(Saved data entries)
+ + + + +
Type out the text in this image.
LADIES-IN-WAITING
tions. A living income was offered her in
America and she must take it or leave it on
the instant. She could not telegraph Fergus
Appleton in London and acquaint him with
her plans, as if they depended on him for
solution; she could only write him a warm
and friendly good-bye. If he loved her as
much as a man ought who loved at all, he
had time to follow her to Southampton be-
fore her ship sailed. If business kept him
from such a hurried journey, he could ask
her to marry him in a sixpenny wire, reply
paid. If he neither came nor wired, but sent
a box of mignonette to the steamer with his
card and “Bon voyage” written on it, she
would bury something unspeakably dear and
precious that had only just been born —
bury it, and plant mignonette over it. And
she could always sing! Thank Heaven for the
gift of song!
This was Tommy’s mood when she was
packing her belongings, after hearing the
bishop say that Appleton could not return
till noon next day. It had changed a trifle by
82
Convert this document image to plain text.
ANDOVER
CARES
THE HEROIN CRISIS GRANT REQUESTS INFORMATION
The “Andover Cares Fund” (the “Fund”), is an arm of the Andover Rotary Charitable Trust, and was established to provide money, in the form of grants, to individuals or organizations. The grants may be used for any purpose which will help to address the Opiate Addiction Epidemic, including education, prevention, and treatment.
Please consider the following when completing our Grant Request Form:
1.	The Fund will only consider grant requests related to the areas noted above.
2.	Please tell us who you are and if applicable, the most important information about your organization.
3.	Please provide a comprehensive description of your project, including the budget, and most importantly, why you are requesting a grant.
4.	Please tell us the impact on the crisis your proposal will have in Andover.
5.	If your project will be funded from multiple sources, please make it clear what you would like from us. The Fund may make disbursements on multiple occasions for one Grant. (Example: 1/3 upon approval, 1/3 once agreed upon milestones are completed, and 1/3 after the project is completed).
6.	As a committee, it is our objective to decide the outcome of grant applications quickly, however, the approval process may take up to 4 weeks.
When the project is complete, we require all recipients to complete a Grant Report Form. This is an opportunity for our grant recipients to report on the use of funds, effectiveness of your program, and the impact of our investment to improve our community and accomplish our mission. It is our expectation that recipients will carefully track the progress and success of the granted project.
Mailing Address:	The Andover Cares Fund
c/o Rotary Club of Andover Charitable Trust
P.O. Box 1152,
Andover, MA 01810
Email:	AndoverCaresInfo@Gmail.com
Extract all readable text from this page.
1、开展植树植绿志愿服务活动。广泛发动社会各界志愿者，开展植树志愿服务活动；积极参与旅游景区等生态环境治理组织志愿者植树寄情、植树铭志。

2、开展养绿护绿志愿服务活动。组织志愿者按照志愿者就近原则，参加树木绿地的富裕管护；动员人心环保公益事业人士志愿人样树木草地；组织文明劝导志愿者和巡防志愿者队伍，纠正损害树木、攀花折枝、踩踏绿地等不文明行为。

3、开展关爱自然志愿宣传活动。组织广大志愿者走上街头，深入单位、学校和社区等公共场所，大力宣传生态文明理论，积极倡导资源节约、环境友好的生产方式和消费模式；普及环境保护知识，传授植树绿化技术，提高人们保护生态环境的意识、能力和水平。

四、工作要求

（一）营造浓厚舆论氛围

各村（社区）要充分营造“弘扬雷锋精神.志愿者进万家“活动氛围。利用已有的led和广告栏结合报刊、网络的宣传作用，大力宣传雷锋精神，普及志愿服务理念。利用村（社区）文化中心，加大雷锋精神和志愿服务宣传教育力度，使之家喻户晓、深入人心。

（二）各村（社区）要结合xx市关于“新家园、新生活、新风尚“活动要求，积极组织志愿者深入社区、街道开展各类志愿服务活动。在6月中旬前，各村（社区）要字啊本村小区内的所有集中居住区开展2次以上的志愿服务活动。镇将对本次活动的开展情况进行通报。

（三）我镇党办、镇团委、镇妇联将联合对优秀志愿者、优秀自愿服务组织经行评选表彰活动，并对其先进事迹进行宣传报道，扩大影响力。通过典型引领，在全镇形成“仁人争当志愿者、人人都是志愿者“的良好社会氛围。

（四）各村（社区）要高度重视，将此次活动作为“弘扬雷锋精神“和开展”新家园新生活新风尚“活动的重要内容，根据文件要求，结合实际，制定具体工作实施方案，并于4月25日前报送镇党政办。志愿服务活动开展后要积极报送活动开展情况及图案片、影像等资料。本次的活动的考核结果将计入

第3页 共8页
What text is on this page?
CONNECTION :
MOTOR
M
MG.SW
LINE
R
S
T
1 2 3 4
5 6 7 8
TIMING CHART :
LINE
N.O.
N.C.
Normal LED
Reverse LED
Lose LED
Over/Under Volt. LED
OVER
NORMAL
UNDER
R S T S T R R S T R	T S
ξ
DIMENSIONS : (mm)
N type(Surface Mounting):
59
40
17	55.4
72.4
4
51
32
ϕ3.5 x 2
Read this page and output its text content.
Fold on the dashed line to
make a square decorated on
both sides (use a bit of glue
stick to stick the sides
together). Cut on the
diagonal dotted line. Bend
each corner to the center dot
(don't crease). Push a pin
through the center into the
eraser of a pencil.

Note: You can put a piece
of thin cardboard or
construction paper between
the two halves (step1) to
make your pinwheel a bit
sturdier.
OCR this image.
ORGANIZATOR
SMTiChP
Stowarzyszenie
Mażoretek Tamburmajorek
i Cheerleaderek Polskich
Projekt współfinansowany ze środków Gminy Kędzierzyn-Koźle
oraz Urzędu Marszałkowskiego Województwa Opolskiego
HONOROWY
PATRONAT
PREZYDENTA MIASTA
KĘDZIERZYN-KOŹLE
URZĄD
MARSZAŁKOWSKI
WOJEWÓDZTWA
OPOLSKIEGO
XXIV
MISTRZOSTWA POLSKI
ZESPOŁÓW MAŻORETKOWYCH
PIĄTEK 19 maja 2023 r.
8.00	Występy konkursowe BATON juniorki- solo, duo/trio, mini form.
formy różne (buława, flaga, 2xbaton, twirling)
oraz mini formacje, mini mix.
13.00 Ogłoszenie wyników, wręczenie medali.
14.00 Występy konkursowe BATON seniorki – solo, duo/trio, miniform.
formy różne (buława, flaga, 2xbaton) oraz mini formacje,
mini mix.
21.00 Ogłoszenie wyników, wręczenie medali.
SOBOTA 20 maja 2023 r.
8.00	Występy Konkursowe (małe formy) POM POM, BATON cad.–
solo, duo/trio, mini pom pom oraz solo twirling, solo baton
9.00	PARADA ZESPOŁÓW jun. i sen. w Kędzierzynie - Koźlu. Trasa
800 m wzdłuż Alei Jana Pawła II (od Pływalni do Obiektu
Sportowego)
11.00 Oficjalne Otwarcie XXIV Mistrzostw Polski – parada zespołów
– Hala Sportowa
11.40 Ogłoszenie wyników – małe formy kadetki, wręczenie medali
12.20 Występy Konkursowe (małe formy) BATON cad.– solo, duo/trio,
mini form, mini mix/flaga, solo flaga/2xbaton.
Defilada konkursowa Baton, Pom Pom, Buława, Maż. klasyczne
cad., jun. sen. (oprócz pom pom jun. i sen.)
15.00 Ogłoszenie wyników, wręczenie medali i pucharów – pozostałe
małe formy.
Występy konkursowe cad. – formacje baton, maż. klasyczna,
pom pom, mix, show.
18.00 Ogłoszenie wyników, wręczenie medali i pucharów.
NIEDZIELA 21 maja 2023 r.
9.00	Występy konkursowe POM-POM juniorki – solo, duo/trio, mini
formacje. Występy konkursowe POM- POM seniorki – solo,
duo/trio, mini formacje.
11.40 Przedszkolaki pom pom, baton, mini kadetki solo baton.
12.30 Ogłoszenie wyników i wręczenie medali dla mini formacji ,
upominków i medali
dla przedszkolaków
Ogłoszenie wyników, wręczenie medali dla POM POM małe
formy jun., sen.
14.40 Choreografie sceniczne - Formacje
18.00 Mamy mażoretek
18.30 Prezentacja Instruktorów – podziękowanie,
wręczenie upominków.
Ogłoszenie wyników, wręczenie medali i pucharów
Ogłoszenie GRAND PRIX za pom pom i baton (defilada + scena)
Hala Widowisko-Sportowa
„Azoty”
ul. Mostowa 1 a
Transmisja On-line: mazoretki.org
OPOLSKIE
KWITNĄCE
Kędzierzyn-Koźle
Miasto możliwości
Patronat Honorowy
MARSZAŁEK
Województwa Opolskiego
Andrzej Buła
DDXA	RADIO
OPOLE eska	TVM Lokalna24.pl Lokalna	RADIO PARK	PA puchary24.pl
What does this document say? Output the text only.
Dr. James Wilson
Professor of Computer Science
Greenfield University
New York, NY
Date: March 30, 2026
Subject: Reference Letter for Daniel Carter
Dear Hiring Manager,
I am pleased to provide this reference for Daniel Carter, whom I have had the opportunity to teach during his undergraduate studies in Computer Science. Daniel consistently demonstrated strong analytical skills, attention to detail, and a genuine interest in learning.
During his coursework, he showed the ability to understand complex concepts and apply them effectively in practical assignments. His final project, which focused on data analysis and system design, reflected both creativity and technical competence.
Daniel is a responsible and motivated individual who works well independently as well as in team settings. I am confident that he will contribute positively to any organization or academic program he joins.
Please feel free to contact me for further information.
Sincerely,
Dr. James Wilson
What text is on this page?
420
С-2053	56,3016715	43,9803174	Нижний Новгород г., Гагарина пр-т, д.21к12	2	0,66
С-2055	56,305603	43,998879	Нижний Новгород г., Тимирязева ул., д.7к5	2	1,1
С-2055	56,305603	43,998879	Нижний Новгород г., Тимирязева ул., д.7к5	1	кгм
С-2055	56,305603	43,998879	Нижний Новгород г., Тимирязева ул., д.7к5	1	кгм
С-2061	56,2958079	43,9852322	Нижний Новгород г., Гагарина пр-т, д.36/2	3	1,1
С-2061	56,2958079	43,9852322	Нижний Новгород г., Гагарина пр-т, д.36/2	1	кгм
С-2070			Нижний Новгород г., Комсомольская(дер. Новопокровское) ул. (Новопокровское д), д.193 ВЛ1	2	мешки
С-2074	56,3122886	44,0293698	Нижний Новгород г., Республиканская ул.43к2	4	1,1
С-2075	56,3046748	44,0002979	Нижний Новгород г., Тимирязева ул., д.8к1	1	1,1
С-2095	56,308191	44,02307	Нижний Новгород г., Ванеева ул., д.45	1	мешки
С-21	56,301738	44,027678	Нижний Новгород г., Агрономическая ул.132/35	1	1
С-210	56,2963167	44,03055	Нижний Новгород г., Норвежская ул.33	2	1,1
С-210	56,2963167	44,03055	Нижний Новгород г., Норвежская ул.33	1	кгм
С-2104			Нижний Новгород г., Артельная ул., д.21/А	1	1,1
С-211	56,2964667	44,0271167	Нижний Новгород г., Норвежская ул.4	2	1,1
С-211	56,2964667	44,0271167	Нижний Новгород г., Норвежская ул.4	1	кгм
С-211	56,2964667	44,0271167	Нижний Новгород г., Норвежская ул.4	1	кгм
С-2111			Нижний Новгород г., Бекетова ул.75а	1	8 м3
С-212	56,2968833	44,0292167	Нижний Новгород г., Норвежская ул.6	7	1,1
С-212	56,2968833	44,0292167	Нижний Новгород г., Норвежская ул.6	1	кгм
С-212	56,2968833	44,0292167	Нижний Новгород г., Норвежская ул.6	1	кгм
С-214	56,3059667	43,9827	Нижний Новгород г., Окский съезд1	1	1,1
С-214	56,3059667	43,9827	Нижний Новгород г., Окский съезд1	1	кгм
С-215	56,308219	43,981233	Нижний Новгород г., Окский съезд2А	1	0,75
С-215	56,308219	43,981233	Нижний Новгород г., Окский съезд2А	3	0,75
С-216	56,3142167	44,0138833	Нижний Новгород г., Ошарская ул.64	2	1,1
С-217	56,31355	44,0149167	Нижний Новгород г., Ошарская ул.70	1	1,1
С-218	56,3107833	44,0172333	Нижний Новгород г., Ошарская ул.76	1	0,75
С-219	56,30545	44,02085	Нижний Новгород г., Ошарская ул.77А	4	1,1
+ + + + +
▸ Task brief:
Which lines of the material contain the string "Carter"? List each of them.

▸ Response to the exercise:
Subject: Reference Letter for Daniel Carter
I am pleased to provide this reference for Daniel Carter, whom I have had the opportunity to teach during his undergraduate studies in Computer Science. Daniel consistently demonstrated strong analytical skills, attention to detail, and a genuine interest in learning.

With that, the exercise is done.